## Goal
Return each line of the records holding the string "JSON".

::::

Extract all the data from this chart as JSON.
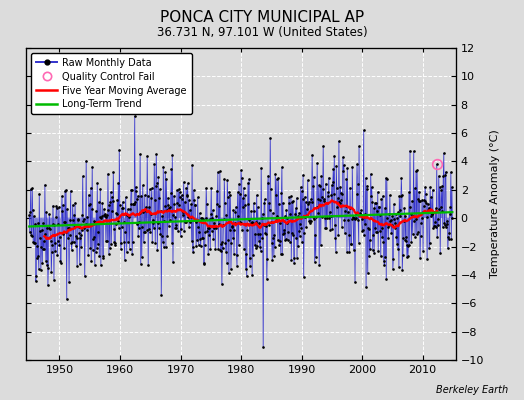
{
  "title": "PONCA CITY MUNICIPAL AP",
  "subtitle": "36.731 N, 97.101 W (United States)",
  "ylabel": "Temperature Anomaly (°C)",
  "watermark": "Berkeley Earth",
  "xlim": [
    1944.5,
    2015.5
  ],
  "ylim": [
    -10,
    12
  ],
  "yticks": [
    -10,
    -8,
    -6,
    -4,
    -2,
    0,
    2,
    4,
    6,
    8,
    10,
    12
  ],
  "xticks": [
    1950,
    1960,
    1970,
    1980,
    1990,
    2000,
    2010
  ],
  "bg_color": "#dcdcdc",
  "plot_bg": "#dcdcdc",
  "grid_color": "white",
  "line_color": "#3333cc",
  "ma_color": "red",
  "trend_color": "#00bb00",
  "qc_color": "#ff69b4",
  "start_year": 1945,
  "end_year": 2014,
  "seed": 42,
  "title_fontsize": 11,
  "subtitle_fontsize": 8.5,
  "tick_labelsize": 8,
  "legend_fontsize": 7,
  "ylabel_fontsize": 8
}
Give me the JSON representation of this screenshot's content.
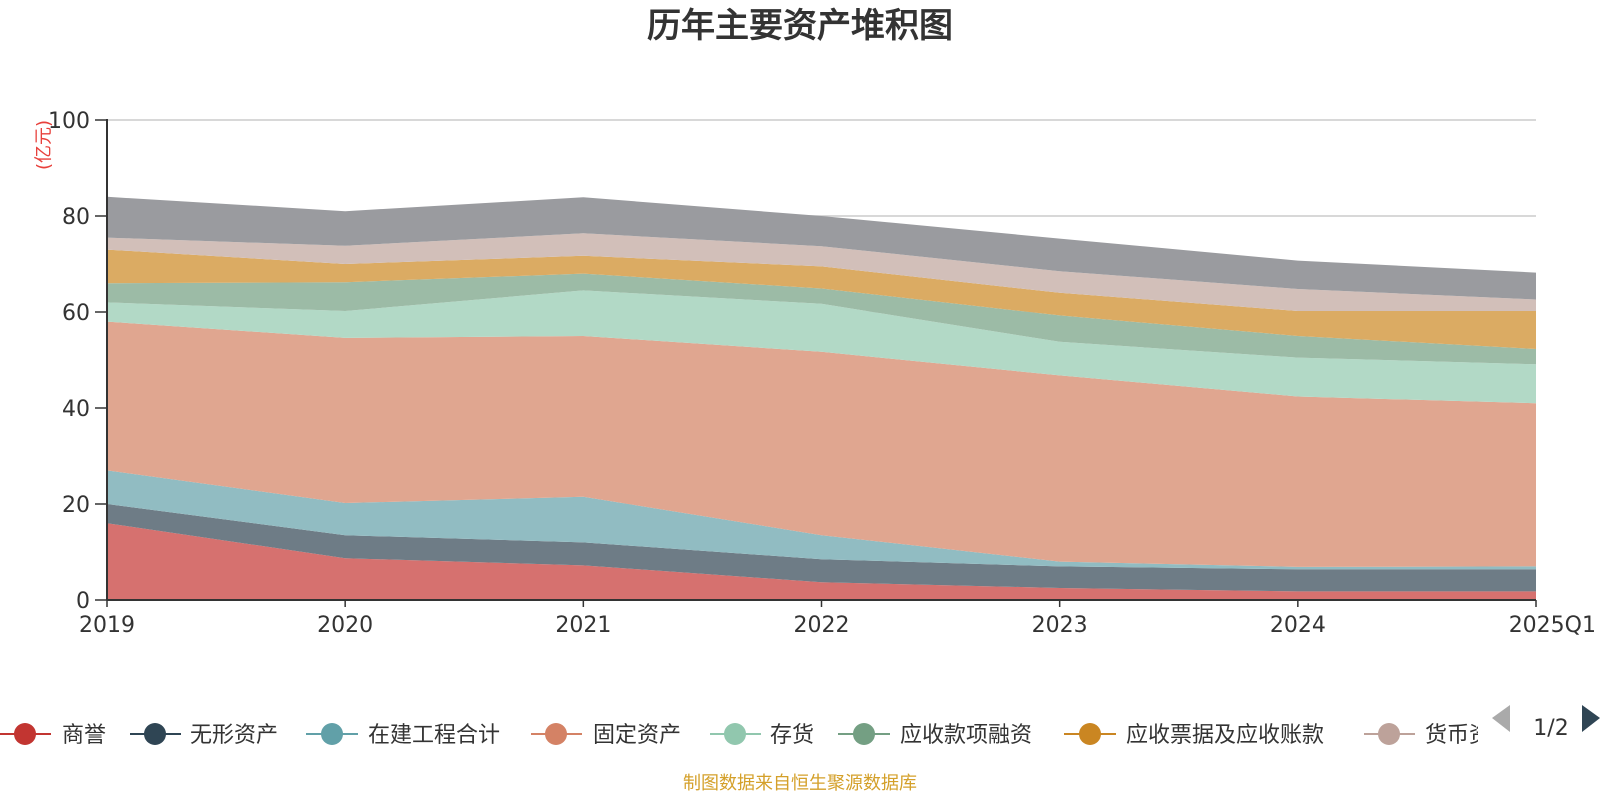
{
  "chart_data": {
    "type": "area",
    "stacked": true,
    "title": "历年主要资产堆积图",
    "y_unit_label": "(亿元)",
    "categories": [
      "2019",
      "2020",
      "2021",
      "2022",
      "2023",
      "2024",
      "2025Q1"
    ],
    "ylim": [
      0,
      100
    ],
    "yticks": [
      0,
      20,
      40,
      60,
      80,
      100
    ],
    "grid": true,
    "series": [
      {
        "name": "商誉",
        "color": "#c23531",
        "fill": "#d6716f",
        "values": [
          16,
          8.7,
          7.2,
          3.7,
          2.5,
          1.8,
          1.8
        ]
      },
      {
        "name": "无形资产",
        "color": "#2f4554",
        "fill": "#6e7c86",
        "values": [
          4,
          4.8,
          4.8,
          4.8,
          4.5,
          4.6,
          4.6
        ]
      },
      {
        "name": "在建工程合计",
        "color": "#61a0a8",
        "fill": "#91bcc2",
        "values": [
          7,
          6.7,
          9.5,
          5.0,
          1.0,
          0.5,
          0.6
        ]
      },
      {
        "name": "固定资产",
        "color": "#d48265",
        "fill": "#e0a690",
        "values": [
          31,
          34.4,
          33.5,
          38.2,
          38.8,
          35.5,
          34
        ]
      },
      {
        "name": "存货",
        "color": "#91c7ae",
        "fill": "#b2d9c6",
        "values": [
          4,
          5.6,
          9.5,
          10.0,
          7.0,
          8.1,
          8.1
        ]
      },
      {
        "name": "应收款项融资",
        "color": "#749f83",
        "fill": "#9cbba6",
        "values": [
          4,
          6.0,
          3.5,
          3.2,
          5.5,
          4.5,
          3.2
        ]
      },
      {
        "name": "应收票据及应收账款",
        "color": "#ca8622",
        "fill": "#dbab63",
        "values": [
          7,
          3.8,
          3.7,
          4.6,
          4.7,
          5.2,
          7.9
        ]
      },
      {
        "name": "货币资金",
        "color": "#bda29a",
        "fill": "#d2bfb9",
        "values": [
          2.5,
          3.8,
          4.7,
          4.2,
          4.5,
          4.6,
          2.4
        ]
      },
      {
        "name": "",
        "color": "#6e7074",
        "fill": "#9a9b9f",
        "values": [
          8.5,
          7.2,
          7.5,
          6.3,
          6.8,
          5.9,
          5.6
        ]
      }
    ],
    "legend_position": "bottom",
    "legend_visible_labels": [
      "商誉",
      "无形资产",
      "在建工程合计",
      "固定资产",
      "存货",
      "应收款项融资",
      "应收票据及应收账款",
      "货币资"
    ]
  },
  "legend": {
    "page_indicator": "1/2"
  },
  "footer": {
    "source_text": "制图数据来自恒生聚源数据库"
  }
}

::::

## Answer in full
Extract all the data from this chart as JSON.
Give me the JSON representation of this screenshot's content.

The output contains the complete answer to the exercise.